## Begin PROVIDED INFORMATION

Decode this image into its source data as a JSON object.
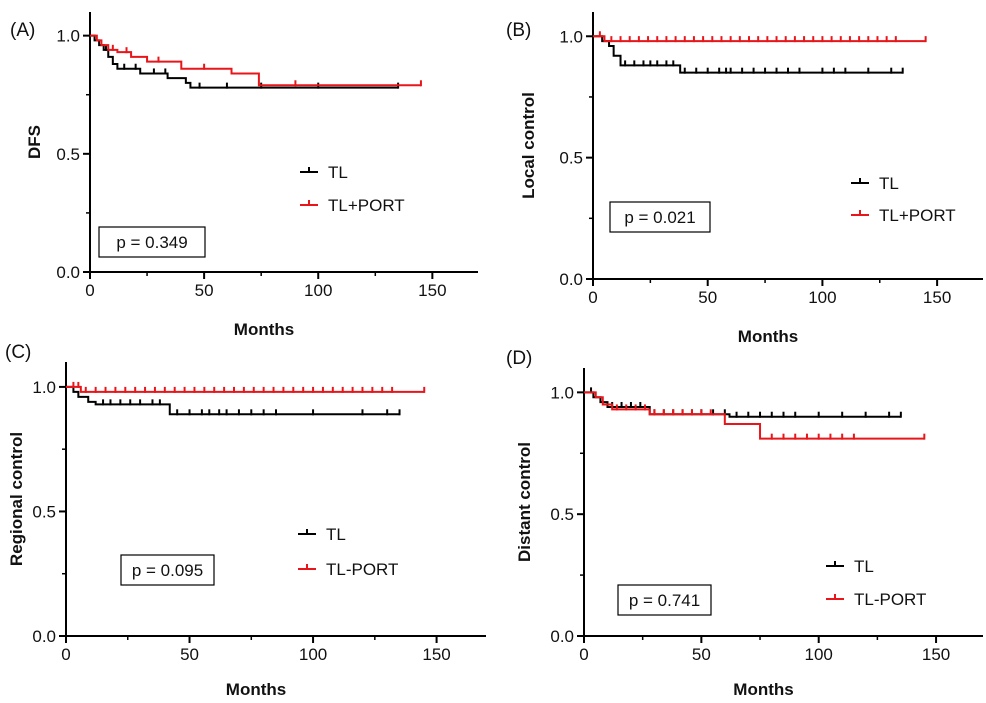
{
  "colors": {
    "TL": "#000000",
    "TL_PORT": "#e8161a"
  },
  "chart_data": [
    {
      "type": "line",
      "panel_label": "(A)",
      "xlabel": "Months",
      "ylabel": "DFS",
      "xlim": [
        0,
        170
      ],
      "ylim": [
        0,
        1.1
      ],
      "xticks": [
        "0",
        "50",
        "100",
        "150"
      ],
      "yticks": [
        "0.0",
        "0.5",
        "1.0"
      ],
      "legend": [
        "TL",
        "TL+PORT"
      ],
      "p_value": "p = 0.349",
      "series": [
        {
          "name": "TL",
          "color": "#000000",
          "points": [
            [
              0,
              1.0
            ],
            [
              2,
              0.98
            ],
            [
              4,
              0.96
            ],
            [
              6,
              0.94
            ],
            [
              8,
              0.91
            ],
            [
              10,
              0.88
            ],
            [
              12,
              0.86
            ],
            [
              20,
              0.86
            ],
            [
              22,
              0.84
            ],
            [
              32,
              0.84
            ],
            [
              34,
              0.82
            ],
            [
              40,
              0.82
            ],
            [
              42,
              0.8
            ],
            [
              44,
              0.78
            ],
            [
              135,
              0.78
            ]
          ],
          "censored": [
            7,
            15,
            20,
            28,
            33,
            48,
            60,
            75,
            100,
            135
          ]
        },
        {
          "name": "TL+PORT",
          "color": "#e8161a",
          "points": [
            [
              0,
              1.0
            ],
            [
              3,
              0.98
            ],
            [
              5,
              0.96
            ],
            [
              8,
              0.94
            ],
            [
              12,
              0.93
            ],
            [
              18,
              0.91
            ],
            [
              25,
              0.89
            ],
            [
              38,
              0.89
            ],
            [
              40,
              0.86
            ],
            [
              60,
              0.86
            ],
            [
              62,
              0.84
            ],
            [
              72,
              0.84
            ],
            [
              74,
              0.79
            ],
            [
              145,
              0.79
            ]
          ],
          "censored": [
            10,
            16,
            30,
            50,
            90,
            145
          ]
        }
      ]
    },
    {
      "type": "line",
      "panel_label": "(B)",
      "xlabel": "Months",
      "ylabel": "Local control",
      "xlim": [
        0,
        170
      ],
      "ylim": [
        0,
        1.1
      ],
      "xticks": [
        "0",
        "50",
        "100",
        "150"
      ],
      "yticks": [
        "0.0",
        "0.5",
        "1.0"
      ],
      "legend": [
        "TL",
        "TL+PORT"
      ],
      "p_value": "p = 0.021",
      "series": [
        {
          "name": "TL",
          "color": "#000000",
          "points": [
            [
              0,
              1.0
            ],
            [
              4,
              0.98
            ],
            [
              7,
              0.96
            ],
            [
              9,
              0.92
            ],
            [
              12,
              0.88
            ],
            [
              37,
              0.88
            ],
            [
              38,
              0.85
            ],
            [
              135,
              0.85
            ]
          ],
          "censored": [
            14,
            18,
            22,
            25,
            28,
            32,
            35,
            40,
            45,
            50,
            55,
            58,
            60,
            65,
            70,
            75,
            80,
            85,
            90,
            100,
            105,
            110,
            120,
            130,
            135
          ]
        },
        {
          "name": "TL+PORT",
          "color": "#e8161a",
          "points": [
            [
              0,
              1.0
            ],
            [
              4,
              1.0
            ],
            [
              5,
              0.98
            ],
            [
              145,
              0.98
            ]
          ],
          "censored": [
            3,
            8,
            12,
            16,
            20,
            24,
            28,
            32,
            36,
            40,
            44,
            48,
            52,
            56,
            60,
            64,
            68,
            72,
            76,
            80,
            84,
            88,
            92,
            96,
            100,
            104,
            108,
            112,
            116,
            120,
            124,
            128,
            132,
            145
          ]
        }
      ]
    },
    {
      "type": "line",
      "panel_label": "(C)",
      "xlabel": "Months",
      "ylabel": "Regional control",
      "xlim": [
        0,
        170
      ],
      "ylim": [
        0,
        1.1
      ],
      "xticks": [
        "0",
        "50",
        "100",
        "150"
      ],
      "yticks": [
        "0.0",
        "0.5",
        "1.0"
      ],
      "legend": [
        "TL",
        "TL-PORT"
      ],
      "p_value": "p = 0.095",
      "series": [
        {
          "name": "TL",
          "color": "#000000",
          "points": [
            [
              0,
              1.0
            ],
            [
              3,
              0.98
            ],
            [
              5,
              0.96
            ],
            [
              9,
              0.94
            ],
            [
              12,
              0.93
            ],
            [
              41,
              0.93
            ],
            [
              42,
              0.89
            ],
            [
              135,
              0.89
            ]
          ],
          "censored": [
            15,
            18,
            22,
            26,
            30,
            35,
            38,
            45,
            50,
            55,
            58,
            62,
            65,
            70,
            75,
            80,
            85,
            100,
            120,
            130,
            135
          ]
        },
        {
          "name": "TL+PORT",
          "color": "#e8161a",
          "points": [
            [
              0,
              1.0
            ],
            [
              4,
              1.0
            ],
            [
              6,
              0.98
            ],
            [
              145,
              0.98
            ]
          ],
          "censored": [
            3,
            5,
            8,
            12,
            16,
            20,
            24,
            28,
            32,
            36,
            40,
            44,
            48,
            52,
            56,
            60,
            64,
            68,
            72,
            76,
            80,
            84,
            88,
            92,
            96,
            100,
            104,
            108,
            112,
            116,
            120,
            124,
            128,
            132,
            145
          ]
        }
      ]
    },
    {
      "type": "line",
      "panel_label": "(D)",
      "xlabel": "Months",
      "ylabel": "Distant control",
      "xlim": [
        0,
        170
      ],
      "ylim": [
        0,
        1.1
      ],
      "xticks": [
        "0",
        "50",
        "100",
        "150"
      ],
      "yticks": [
        "0.0",
        "0.5",
        "1.0"
      ],
      "legend": [
        "TL",
        "TL-PORT"
      ],
      "p_value": "p = 0.741",
      "series": [
        {
          "name": "TL",
          "color": "#000000",
          "points": [
            [
              0,
              1.0
            ],
            [
              4,
              0.98
            ],
            [
              7,
              0.96
            ],
            [
              10,
              0.94
            ],
            [
              26,
              0.94
            ],
            [
              28,
              0.91
            ],
            [
              60,
              0.91
            ],
            [
              62,
              0.9
            ],
            [
              135,
              0.9
            ]
          ],
          "censored": [
            3,
            12,
            16,
            20,
            24,
            30,
            34,
            38,
            42,
            46,
            50,
            55,
            60,
            65,
            70,
            75,
            80,
            85,
            90,
            100,
            110,
            120,
            130,
            135
          ]
        },
        {
          "name": "TL+PORT",
          "color": "#e8161a",
          "points": [
            [
              0,
              1.0
            ],
            [
              5,
              0.98
            ],
            [
              8,
              0.95
            ],
            [
              12,
              0.93
            ],
            [
              28,
              0.91
            ],
            [
              58,
              0.91
            ],
            [
              60,
              0.87
            ],
            [
              74,
              0.87
            ],
            [
              75,
              0.81
            ],
            [
              145,
              0.81
            ]
          ],
          "censored": [
            14,
            18,
            22,
            26,
            30,
            34,
            38,
            42,
            46,
            50,
            54,
            80,
            85,
            90,
            95,
            100,
            105,
            110,
            115,
            145
          ]
        }
      ]
    }
  ]
}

## End PROVIDED INFORMATION

Generate a word-for-word copy of the preceding records, excluding all pictures.

Decode this image into its source data as a JSON object.
{
  "colors": {
    "TL": "#000000",
    "TL_PORT": "#e8161a"
  },
  "chart_data": [
    {
      "type": "line",
      "panel_label": "(A)",
      "xlabel": "Months",
      "ylabel": "DFS",
      "xlim": [
        0,
        170
      ],
      "ylim": [
        0,
        1.1
      ],
      "xticks": [
        "0",
        "50",
        "100",
        "150"
      ],
      "yticks": [
        "0.0",
        "0.5",
        "1.0"
      ],
      "legend": [
        "TL",
        "TL+PORT"
      ],
      "p_value": "p = 0.349",
      "series": [
        {
          "name": "TL",
          "color": "#000000",
          "points": [
            [
              0,
              1.0
            ],
            [
              2,
              0.98
            ],
            [
              4,
              0.96
            ],
            [
              6,
              0.94
            ],
            [
              8,
              0.91
            ],
            [
              10,
              0.88
            ],
            [
              12,
              0.86
            ],
            [
              20,
              0.86
            ],
            [
              22,
              0.84
            ],
            [
              32,
              0.84
            ],
            [
              34,
              0.82
            ],
            [
              40,
              0.82
            ],
            [
              42,
              0.8
            ],
            [
              44,
              0.78
            ],
            [
              135,
              0.78
            ]
          ],
          "censored": [
            7,
            15,
            20,
            28,
            33,
            48,
            60,
            75,
            100,
            135
          ]
        },
        {
          "name": "TL+PORT",
          "color": "#e8161a",
          "points": [
            [
              0,
              1.0
            ],
            [
              3,
              0.98
            ],
            [
              5,
              0.96
            ],
            [
              8,
              0.94
            ],
            [
              12,
              0.93
            ],
            [
              18,
              0.91
            ],
            [
              25,
              0.89
            ],
            [
              38,
              0.89
            ],
            [
              40,
              0.86
            ],
            [
              60,
              0.86
            ],
            [
              62,
              0.84
            ],
            [
              72,
              0.84
            ],
            [
              74,
              0.79
            ],
            [
              145,
              0.79
            ]
          ],
          "censored": [
            10,
            16,
            30,
            50,
            90,
            145
          ]
        }
      ]
    },
    {
      "type": "line",
      "panel_label": "(B)",
      "xlabel": "Months",
      "ylabel": "Local control",
      "xlim": [
        0,
        170
      ],
      "ylim": [
        0,
        1.1
      ],
      "xticks": [
        "0",
        "50",
        "100",
        "150"
      ],
      "yticks": [
        "0.0",
        "0.5",
        "1.0"
      ],
      "legend": [
        "TL",
        "TL+PORT"
      ],
      "p_value": "p = 0.021",
      "series": [
        {
          "name": "TL",
          "color": "#000000",
          "points": [
            [
              0,
              1.0
            ],
            [
              4,
              0.98
            ],
            [
              7,
              0.96
            ],
            [
              9,
              0.92
            ],
            [
              12,
              0.88
            ],
            [
              37,
              0.88
            ],
            [
              38,
              0.85
            ],
            [
              135,
              0.85
            ]
          ],
          "censored": [
            14,
            18,
            22,
            25,
            28,
            32,
            35,
            40,
            45,
            50,
            55,
            58,
            60,
            65,
            70,
            75,
            80,
            85,
            90,
            100,
            105,
            110,
            120,
            130,
            135
          ]
        },
        {
          "name": "TL+PORT",
          "color": "#e8161a",
          "points": [
            [
              0,
              1.0
            ],
            [
              4,
              1.0
            ],
            [
              5,
              0.98
            ],
            [
              145,
              0.98
            ]
          ],
          "censored": [
            3,
            8,
            12,
            16,
            20,
            24,
            28,
            32,
            36,
            40,
            44,
            48,
            52,
            56,
            60,
            64,
            68,
            72,
            76,
            80,
            84,
            88,
            92,
            96,
            100,
            104,
            108,
            112,
            116,
            120,
            124,
            128,
            132,
            145
          ]
        }
      ]
    },
    {
      "type": "line",
      "panel_label": "(C)",
      "xlabel": "Months",
      "ylabel": "Regional control",
      "xlim": [
        0,
        170
      ],
      "ylim": [
        0,
        1.1
      ],
      "xticks": [
        "0",
        "50",
        "100",
        "150"
      ],
      "yticks": [
        "0.0",
        "0.5",
        "1.0"
      ],
      "legend": [
        "TL",
        "TL-PORT"
      ],
      "p_value": "p = 0.095",
      "series": [
        {
          "name": "TL",
          "color": "#000000",
          "points": [
            [
              0,
              1.0
            ],
            [
              3,
              0.98
            ],
            [
              5,
              0.96
            ],
            [
              9,
              0.94
            ],
            [
              12,
              0.93
            ],
            [
              41,
              0.93
            ],
            [
              42,
              0.89
            ],
            [
              135,
              0.89
            ]
          ],
          "censored": [
            15,
            18,
            22,
            26,
            30,
            35,
            38,
            45,
            50,
            55,
            58,
            62,
            65,
            70,
            75,
            80,
            85,
            100,
            120,
            130,
            135
          ]
        },
        {
          "name": "TL+PORT",
          "color": "#e8161a",
          "points": [
            [
              0,
              1.0
            ],
            [
              4,
              1.0
            ],
            [
              6,
              0.98
            ],
            [
              145,
              0.98
            ]
          ],
          "censored": [
            3,
            5,
            8,
            12,
            16,
            20,
            24,
            28,
            32,
            36,
            40,
            44,
            48,
            52,
            56,
            60,
            64,
            68,
            72,
            76,
            80,
            84,
            88,
            92,
            96,
            100,
            104,
            108,
            112,
            116,
            120,
            124,
            128,
            132,
            145
          ]
        }
      ]
    },
    {
      "type": "line",
      "panel_label": "(D)",
      "xlabel": "Months",
      "ylabel": "Distant control",
      "xlim": [
        0,
        170
      ],
      "ylim": [
        0,
        1.1
      ],
      "xticks": [
        "0",
        "50",
        "100",
        "150"
      ],
      "yticks": [
        "0.0",
        "0.5",
        "1.0"
      ],
      "legend": [
        "TL",
        "TL-PORT"
      ],
      "p_value": "p = 0.741",
      "series": [
        {
          "name": "TL",
          "color": "#000000",
          "points": [
            [
              0,
              1.0
            ],
            [
              4,
              0.98
            ],
            [
              7,
              0.96
            ],
            [
              10,
              0.94
            ],
            [
              26,
              0.94
            ],
            [
              28,
              0.91
            ],
            [
              60,
              0.91
            ],
            [
              62,
              0.9
            ],
            [
              135,
              0.9
            ]
          ],
          "censored": [
            3,
            12,
            16,
            20,
            24,
            30,
            34,
            38,
            42,
            46,
            50,
            55,
            60,
            65,
            70,
            75,
            80,
            85,
            90,
            100,
            110,
            120,
            130,
            135
          ]
        },
        {
          "name": "TL+PORT",
          "color": "#e8161a",
          "points": [
            [
              0,
              1.0
            ],
            [
              5,
              0.98
            ],
            [
              8,
              0.95
            ],
            [
              12,
              0.93
            ],
            [
              28,
              0.91
            ],
            [
              58,
              0.91
            ],
            [
              60,
              0.87
            ],
            [
              74,
              0.87
            ],
            [
              75,
              0.81
            ],
            [
              145,
              0.81
            ]
          ],
          "censored": [
            14,
            18,
            22,
            26,
            30,
            34,
            38,
            42,
            46,
            50,
            54,
            80,
            85,
            90,
            95,
            100,
            105,
            110,
            115,
            145
          ]
        }
      ]
    }
  ]
}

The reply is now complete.